# [Task]
Gather each line of the entries below that includes "xlabel".
+++ Material for this task +++
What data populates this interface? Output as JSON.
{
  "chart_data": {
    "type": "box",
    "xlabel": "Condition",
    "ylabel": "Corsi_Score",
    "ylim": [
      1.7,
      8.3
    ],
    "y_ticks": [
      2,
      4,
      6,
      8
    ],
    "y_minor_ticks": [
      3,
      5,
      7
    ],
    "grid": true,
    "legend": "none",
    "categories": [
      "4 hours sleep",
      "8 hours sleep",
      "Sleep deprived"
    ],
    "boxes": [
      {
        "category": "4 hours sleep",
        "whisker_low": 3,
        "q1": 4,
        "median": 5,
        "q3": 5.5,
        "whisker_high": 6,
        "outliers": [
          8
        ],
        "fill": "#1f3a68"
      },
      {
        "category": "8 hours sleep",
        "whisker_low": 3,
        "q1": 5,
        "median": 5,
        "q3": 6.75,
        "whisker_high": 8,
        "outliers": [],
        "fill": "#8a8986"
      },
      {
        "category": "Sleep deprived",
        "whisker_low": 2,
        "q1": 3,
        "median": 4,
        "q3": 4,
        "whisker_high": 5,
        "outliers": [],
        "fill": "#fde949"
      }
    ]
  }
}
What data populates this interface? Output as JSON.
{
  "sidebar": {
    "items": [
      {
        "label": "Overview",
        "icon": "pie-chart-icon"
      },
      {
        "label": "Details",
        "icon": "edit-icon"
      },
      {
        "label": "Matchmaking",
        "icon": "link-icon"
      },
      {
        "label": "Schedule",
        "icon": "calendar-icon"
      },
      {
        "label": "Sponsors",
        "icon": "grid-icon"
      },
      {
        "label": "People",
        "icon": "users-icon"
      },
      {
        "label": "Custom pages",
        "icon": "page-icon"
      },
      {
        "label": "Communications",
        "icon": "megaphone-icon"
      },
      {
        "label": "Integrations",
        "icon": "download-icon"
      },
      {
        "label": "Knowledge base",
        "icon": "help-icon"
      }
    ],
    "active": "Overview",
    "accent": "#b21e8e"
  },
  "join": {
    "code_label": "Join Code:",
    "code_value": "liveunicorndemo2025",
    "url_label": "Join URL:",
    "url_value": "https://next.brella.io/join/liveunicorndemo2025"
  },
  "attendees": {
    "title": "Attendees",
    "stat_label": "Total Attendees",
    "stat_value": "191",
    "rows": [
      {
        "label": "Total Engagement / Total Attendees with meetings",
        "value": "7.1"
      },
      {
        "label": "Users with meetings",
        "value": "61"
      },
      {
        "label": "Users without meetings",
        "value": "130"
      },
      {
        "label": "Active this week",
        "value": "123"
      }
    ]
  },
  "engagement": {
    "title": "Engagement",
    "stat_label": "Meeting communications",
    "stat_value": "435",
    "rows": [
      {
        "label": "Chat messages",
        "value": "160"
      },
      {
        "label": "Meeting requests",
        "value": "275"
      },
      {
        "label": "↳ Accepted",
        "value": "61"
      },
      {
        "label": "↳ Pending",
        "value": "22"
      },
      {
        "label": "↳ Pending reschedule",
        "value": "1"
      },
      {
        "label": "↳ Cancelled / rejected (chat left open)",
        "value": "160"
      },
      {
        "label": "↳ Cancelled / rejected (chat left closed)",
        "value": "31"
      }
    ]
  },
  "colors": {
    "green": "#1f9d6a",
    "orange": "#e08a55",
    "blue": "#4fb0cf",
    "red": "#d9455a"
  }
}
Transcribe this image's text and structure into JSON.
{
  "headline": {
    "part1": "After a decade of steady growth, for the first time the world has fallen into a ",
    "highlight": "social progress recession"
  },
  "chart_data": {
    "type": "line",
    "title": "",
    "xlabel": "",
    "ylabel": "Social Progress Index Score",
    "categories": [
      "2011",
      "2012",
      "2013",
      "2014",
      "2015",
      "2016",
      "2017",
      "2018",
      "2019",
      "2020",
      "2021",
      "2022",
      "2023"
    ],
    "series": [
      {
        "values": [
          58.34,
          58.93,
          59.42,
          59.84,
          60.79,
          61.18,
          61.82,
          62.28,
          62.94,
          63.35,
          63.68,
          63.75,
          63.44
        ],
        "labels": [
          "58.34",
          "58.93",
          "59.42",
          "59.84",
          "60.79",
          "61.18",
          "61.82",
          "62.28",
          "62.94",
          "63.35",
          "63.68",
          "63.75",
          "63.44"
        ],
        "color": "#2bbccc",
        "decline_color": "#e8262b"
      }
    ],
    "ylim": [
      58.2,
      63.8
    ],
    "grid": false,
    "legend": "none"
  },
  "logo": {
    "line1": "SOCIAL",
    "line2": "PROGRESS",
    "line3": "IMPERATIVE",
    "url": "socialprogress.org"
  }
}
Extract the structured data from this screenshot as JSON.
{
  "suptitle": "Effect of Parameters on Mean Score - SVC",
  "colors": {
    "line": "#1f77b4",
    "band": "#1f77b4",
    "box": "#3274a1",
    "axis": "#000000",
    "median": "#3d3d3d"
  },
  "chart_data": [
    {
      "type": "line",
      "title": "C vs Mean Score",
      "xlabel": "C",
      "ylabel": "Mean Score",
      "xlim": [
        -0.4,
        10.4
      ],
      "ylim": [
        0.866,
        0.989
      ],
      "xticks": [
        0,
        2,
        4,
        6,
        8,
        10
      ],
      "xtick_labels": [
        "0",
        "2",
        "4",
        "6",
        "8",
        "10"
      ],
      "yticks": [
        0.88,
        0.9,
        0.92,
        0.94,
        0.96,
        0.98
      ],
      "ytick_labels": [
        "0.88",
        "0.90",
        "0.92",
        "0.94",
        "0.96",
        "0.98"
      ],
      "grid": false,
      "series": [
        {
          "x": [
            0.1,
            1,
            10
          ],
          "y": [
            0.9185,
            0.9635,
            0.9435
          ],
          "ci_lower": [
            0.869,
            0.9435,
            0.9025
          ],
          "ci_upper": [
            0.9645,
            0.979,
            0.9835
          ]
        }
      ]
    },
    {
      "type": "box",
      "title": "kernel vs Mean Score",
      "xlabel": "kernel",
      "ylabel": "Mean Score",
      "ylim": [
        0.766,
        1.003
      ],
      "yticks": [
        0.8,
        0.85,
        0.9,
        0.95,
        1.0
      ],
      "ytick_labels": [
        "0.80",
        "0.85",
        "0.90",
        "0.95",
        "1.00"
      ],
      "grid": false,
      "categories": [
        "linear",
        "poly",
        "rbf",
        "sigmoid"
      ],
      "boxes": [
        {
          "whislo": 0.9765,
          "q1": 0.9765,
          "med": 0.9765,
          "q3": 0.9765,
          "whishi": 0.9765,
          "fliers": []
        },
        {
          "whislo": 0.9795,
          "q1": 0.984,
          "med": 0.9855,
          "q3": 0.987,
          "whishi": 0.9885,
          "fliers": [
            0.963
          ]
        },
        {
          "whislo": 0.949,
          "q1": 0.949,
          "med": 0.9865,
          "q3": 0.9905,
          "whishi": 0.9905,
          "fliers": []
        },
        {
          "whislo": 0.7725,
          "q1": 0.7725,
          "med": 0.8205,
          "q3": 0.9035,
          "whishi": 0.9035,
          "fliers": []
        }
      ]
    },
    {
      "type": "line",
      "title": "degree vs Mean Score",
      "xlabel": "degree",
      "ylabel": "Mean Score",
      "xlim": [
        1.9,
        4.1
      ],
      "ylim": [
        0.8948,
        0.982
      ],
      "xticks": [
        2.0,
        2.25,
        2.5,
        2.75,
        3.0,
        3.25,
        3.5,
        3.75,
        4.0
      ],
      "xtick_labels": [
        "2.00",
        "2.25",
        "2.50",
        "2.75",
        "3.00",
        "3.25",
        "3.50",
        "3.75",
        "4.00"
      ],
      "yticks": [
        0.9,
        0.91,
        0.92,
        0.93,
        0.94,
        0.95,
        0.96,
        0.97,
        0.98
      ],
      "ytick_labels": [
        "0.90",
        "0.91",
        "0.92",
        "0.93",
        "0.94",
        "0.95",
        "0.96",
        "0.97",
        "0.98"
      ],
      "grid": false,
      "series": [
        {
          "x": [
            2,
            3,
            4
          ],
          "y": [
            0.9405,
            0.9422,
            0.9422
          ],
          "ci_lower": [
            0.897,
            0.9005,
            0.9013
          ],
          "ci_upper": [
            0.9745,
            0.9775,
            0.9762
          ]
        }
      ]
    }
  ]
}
+++
# [Written answer]
    "xlabel": "Condition",
    "xlabel": "",
      "xlabel": "C",
      "xlabel": "kernel",
      "xlabel": "degree",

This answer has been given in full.